#### [SET TASK]
Return each entry exactly, omitting nothing.

# start of MATERIAL FOR THIS EXERCISE

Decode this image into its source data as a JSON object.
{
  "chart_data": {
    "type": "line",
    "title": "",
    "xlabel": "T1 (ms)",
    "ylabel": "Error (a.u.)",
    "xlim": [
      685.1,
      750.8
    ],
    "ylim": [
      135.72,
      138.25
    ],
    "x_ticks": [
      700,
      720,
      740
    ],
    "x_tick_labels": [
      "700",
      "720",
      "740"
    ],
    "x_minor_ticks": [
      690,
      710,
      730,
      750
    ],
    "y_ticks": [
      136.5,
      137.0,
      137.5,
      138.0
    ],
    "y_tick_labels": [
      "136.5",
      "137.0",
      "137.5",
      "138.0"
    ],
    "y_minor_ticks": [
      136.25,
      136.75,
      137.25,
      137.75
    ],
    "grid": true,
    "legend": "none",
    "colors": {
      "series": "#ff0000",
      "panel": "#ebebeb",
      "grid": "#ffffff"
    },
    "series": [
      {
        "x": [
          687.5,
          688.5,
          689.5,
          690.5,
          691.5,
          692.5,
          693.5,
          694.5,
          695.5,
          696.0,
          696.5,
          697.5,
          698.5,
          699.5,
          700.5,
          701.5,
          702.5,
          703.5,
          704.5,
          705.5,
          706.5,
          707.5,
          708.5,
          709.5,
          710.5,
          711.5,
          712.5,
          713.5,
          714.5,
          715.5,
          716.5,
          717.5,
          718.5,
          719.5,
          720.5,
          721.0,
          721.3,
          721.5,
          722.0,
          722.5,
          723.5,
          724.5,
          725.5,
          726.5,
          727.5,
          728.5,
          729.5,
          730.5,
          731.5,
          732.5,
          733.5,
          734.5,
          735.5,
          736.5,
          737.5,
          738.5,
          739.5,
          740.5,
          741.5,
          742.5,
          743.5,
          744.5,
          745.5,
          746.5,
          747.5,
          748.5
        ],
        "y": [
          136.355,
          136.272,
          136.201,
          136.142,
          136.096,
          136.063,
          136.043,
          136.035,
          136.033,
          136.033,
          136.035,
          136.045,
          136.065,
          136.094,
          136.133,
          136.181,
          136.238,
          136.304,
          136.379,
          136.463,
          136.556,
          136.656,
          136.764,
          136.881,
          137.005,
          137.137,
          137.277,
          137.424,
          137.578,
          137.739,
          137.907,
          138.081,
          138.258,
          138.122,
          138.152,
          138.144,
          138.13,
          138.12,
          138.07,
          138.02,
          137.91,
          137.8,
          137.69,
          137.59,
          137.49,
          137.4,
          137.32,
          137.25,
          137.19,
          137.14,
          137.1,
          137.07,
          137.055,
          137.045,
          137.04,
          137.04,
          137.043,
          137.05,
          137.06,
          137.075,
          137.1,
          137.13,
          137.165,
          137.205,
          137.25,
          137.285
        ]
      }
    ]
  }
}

# end of MATERIAL FOR THIS EXERCISE

#### [EXERCISE ANSWER]
Decode this image into its source data as a JSON object.
{
  "chart_data": {
    "type": "line",
    "title": "",
    "xlabel": "T1 (ms)",
    "ylabel": "Error (a.u.)",
    "xlim": [
      685.1,
      750.8
    ],
    "ylim": [
      135.72,
      138.25
    ],
    "x_ticks": [
      700,
      720,
      740
    ],
    "x_tick_labels": [
      "700",
      "720",
      "740"
    ],
    "x_minor_ticks": [
      690,
      710,
      730,
      750
    ],
    "y_ticks": [
      136.5,
      137.0,
      137.5,
      138.0
    ],
    "y_tick_labels": [
      "136.5",
      "137.0",
      "137.5",
      "138.0"
    ],
    "y_minor_ticks": [
      136.25,
      136.75,
      137.25,
      137.75
    ],
    "grid": true,
    "legend": "none",
    "colors": {
      "series": "#ff0000",
      "panel": "#ebebeb",
      "grid": "#ffffff"
    },
    "series": [
      {
        "x": [
          687.5,
          688.5,
          689.5,
          690.5,
          691.5,
          692.5,
          693.5,
          694.5,
          695.5,
          696.0,
          696.5,
          697.5,
          698.5,
          699.5,
          700.5,
          701.5,
          702.5,
          703.5,
          704.5,
          705.5,
          706.5,
          707.5,
          708.5,
          709.5,
          710.5,
          711.5,
          712.5,
          713.5,
          714.5,
          715.5,
          716.5,
          717.5,
          718.5,
          719.5,
          720.5,
          721.0,
          721.3,
          721.5,
          722.0,
          722.5,
          723.5,
          724.5,
          725.5,
          726.5,
          727.5,
          728.5,
          729.5,
          730.5,
          731.5,
          732.5,
          733.5,
          734.5,
          735.5,
          736.5,
          737.5,
          738.5,
          739.5,
          740.5,
          741.5,
          742.5,
          743.5,
          744.5,
          745.5,
          746.5,
          747.5,
          748.5
        ],
        "y": [
          136.355,
          136.272,
          136.201,
          136.142,
          136.096,
          136.063,
          136.043,
          136.035,
          136.033,
          136.033,
          136.035,
          136.045,
          136.065,
          136.094,
          136.133,
          136.181,
          136.238,
          136.304,
          136.379,
          136.463,
          136.556,
          136.656,
          136.764,
          136.881,
          137.005,
          137.137,
          137.277,
          137.424,
          137.578,
          137.739,
          137.907,
          138.081,
          138.258,
          138.122,
          138.152,
          138.144,
          138.13,
          138.12,
          138.07,
          138.02,
          137.91,
          137.8,
          137.69,
          137.59,
          137.49,
          137.4,
          137.32,
          137.25,
          137.19,
          137.14,
          137.1,
          137.07,
          137.055,
          137.045,
          137.04,
          137.04,
          137.043,
          137.05,
          137.06,
          137.075,
          137.1,
          137.13,
          137.165,
          137.205,
          137.25,
          137.285
        ]
      }
    ]
  }
}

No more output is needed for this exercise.